=== PROMPT ===
What follows is a block of records; restate each one word for word.

[Data records]
────────────────────

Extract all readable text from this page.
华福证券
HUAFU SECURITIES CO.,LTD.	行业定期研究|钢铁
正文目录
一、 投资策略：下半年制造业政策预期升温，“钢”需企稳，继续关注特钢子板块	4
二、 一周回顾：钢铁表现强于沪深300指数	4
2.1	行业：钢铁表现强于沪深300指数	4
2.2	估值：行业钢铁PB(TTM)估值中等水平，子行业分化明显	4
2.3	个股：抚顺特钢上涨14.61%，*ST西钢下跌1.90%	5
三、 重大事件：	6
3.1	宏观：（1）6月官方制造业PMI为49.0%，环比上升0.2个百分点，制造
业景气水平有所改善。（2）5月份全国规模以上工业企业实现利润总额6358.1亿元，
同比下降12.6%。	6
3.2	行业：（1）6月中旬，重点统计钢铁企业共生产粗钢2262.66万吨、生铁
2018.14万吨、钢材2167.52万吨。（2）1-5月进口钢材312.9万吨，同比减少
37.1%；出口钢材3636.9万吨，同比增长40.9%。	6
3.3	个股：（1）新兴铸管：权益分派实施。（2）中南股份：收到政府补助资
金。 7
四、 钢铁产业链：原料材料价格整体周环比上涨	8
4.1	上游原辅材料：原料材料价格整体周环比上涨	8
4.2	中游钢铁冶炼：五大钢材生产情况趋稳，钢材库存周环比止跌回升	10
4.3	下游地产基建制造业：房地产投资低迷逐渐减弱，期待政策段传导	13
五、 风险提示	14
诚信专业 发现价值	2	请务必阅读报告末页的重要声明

────────────────────

=== ANSWER FOR THE TASK ===
Extract all readable text from this page.
华福证券
HUAFU SECURITIES CO.,LTD.	行业定期研究|钢铁
正文目录
一、 投资策略：下半年制造业政策预期升温，“钢”需企稳，继续关注特钢子板块	4
二、 一周回顾：钢铁表现强于沪深300指数	4
2.1	行业：钢铁表现强于沪深300指数	4
2.2	估值：行业钢铁PB(TTM)估值中等水平，子行业分化明显	4
2.3	个股：抚顺特钢上涨14.61%，*ST西钢下跌1.90%	5
三、 重大事件：	6
3.1	宏观：（1）6月官方制造业PMI为49.0%，环比上升0.2个百分点，制造
业景气水平有所改善。（2）5月份全国规模以上工业企业实现利润总额6358.1亿元，
同比下降12.6%。	6
3.2	行业：（1）6月中旬，重点统计钢铁企业共生产粗钢2262.66万吨、生铁
2018.14万吨、钢材2167.52万吨。（2）1-5月进口钢材312.9万吨，同比减少
37.1%；出口钢材3636.9万吨，同比增长40.9%。	6
3.3	个股：（1）新兴铸管：权益分派实施。（2）中南股份：收到政府补助资
金。 7
四、 钢铁产业链：原料材料价格整体周环比上涨	8
4.1	上游原辅材料：原料材料价格整体周环比上涨	8
4.2	中游钢铁冶炼：五大钢材生产情况趋稳，钢材库存周环比止跌回升	10
4.3	下游地产基建制造业：房地产投资低迷逐渐减弱，期待政策段传导	13
五、 风险提示	14
诚信专业 发现价值	2	请务必阅读报告末页的重要声明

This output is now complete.